DATA PROVIDED -
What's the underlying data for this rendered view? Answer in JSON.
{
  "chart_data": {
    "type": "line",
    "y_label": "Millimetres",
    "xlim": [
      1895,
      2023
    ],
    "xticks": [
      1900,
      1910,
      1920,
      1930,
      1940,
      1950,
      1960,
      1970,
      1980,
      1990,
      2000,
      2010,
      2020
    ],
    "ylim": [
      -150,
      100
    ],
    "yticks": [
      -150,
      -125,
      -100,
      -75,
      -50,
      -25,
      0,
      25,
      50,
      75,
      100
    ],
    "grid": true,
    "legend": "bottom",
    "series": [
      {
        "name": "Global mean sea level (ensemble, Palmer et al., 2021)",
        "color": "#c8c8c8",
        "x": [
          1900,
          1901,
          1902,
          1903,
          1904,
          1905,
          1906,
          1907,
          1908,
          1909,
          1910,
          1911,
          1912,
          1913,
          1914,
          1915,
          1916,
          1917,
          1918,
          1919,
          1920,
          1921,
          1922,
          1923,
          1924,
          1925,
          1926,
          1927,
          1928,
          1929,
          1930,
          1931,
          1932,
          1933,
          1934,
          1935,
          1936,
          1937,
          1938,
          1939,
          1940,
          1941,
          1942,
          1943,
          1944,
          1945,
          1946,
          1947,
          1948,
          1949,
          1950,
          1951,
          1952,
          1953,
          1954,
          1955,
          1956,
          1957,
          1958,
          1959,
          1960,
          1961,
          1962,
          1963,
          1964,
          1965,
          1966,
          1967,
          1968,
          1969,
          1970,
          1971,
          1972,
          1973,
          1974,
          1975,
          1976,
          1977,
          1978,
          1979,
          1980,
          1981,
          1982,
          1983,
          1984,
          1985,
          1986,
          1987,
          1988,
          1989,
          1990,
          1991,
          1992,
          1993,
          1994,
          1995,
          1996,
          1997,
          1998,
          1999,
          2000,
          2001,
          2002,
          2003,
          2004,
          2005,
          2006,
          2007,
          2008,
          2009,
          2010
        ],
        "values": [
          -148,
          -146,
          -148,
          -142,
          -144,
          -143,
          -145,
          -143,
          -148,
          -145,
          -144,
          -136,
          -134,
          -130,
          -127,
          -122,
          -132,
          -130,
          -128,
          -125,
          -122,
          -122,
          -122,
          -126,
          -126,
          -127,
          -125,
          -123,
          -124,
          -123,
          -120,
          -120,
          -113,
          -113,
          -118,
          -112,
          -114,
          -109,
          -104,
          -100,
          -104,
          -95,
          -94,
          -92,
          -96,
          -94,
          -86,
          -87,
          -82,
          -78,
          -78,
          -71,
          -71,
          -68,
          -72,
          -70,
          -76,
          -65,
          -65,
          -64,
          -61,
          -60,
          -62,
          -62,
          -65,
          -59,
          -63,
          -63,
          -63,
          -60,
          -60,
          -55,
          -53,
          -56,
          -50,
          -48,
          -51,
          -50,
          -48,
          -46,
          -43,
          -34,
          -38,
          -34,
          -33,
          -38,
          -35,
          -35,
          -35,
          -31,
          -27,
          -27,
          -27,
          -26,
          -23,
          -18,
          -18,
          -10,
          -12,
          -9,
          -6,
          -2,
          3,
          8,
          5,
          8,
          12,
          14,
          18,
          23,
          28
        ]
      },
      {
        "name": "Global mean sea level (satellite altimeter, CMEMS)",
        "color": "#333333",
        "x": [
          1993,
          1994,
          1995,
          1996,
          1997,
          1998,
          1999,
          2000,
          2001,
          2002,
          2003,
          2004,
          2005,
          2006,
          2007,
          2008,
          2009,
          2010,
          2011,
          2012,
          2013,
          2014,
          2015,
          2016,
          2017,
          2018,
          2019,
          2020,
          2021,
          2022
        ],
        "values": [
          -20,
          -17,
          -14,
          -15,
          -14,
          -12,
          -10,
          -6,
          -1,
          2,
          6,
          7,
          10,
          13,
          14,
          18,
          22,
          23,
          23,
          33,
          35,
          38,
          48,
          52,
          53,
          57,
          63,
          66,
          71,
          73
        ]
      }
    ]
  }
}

EXERCISE TASK - Write each line above out exactly.

OUTPUT FOR THIS TASK -
What's the underlying data for this rendered view? Answer in JSON.
{
  "chart_data": {
    "type": "line",
    "y_label": "Millimetres",
    "xlim": [
      1895,
      2023
    ],
    "xticks": [
      1900,
      1910,
      1920,
      1930,
      1940,
      1950,
      1960,
      1970,
      1980,
      1990,
      2000,
      2010,
      2020
    ],
    "ylim": [
      -150,
      100
    ],
    "yticks": [
      -150,
      -125,
      -100,
      -75,
      -50,
      -25,
      0,
      25,
      50,
      75,
      100
    ],
    "grid": true,
    "legend": "bottom",
    "series": [
      {
        "name": "Global mean sea level (ensemble, Palmer et al., 2021)",
        "color": "#c8c8c8",
        "x": [
          1900,
          1901,
          1902,
          1903,
          1904,
          1905,
          1906,
          1907,
          1908,
          1909,
          1910,
          1911,
          1912,
          1913,
          1914,
          1915,
          1916,
          1917,
          1918,
          1919,
          1920,
          1921,
          1922,
          1923,
          1924,
          1925,
          1926,
          1927,
          1928,
          1929,
          1930,
          1931,
          1932,
          1933,
          1934,
          1935,
          1936,
          1937,
          1938,
          1939,
          1940,
          1941,
          1942,
          1943,
          1944,
          1945,
          1946,
          1947,
          1948,
          1949,
          1950,
          1951,
          1952,
          1953,
          1954,
          1955,
          1956,
          1957,
          1958,
          1959,
          1960,
          1961,
          1962,
          1963,
          1964,
          1965,
          1966,
          1967,
          1968,
          1969,
          1970,
          1971,
          1972,
          1973,
          1974,
          1975,
          1976,
          1977,
          1978,
          1979,
          1980,
          1981,
          1982,
          1983,
          1984,
          1985,
          1986,
          1987,
          1988,
          1989,
          1990,
          1991,
          1992,
          1993,
          1994,
          1995,
          1996,
          1997,
          1998,
          1999,
          2000,
          2001,
          2002,
          2003,
          2004,
          2005,
          2006,
          2007,
          2008,
          2009,
          2010
        ],
        "values": [
          -148,
          -146,
          -148,
          -142,
          -144,
          -143,
          -145,
          -143,
          -148,
          -145,
          -144,
          -136,
          -134,
          -130,
          -127,
          -122,
          -132,
          -130,
          -128,
          -125,
          -122,
          -122,
          -122,
          -126,
          -126,
          -127,
          -125,
          -123,
          -124,
          -123,
          -120,
          -120,
          -113,
          -113,
          -118,
          -112,
          -114,
          -109,
          -104,
          -100,
          -104,
          -95,
          -94,
          -92,
          -96,
          -94,
          -86,
          -87,
          -82,
          -78,
          -78,
          -71,
          -71,
          -68,
          -72,
          -70,
          -76,
          -65,
          -65,
          -64,
          -61,
          -60,
          -62,
          -62,
          -65,
          -59,
          -63,
          -63,
          -63,
          -60,
          -60,
          -55,
          -53,
          -56,
          -50,
          -48,
          -51,
          -50,
          -48,
          -46,
          -43,
          -34,
          -38,
          -34,
          -33,
          -38,
          -35,
          -35,
          -35,
          -31,
          -27,
          -27,
          -27,
          -26,
          -23,
          -18,
          -18,
          -10,
          -12,
          -9,
          -6,
          -2,
          3,
          8,
          5,
          8,
          12,
          14,
          18,
          23,
          28
        ]
      },
      {
        "name": "Global mean sea level (satellite altimeter, CMEMS)",
        "color": "#333333",
        "x": [
          1993,
          1994,
          1995,
          1996,
          1997,
          1998,
          1999,
          2000,
          2001,
          2002,
          2003,
          2004,
          2005,
          2006,
          2007,
          2008,
          2009,
          2010,
          2011,
          2012,
          2013,
          2014,
          2015,
          2016,
          2017,
          2018,
          2019,
          2020,
          2021,
          2022
        ],
        "values": [
          -20,
          -17,
          -14,
          -15,
          -14,
          -12,
          -10,
          -6,
          -1,
          2,
          6,
          7,
          10,
          13,
          14,
          18,
          22,
          23,
          23,
          33,
          35,
          38,
          48,
          52,
          53,
          57,
          63,
          66,
          71,
          73
        ]
      }
    ]
  }
}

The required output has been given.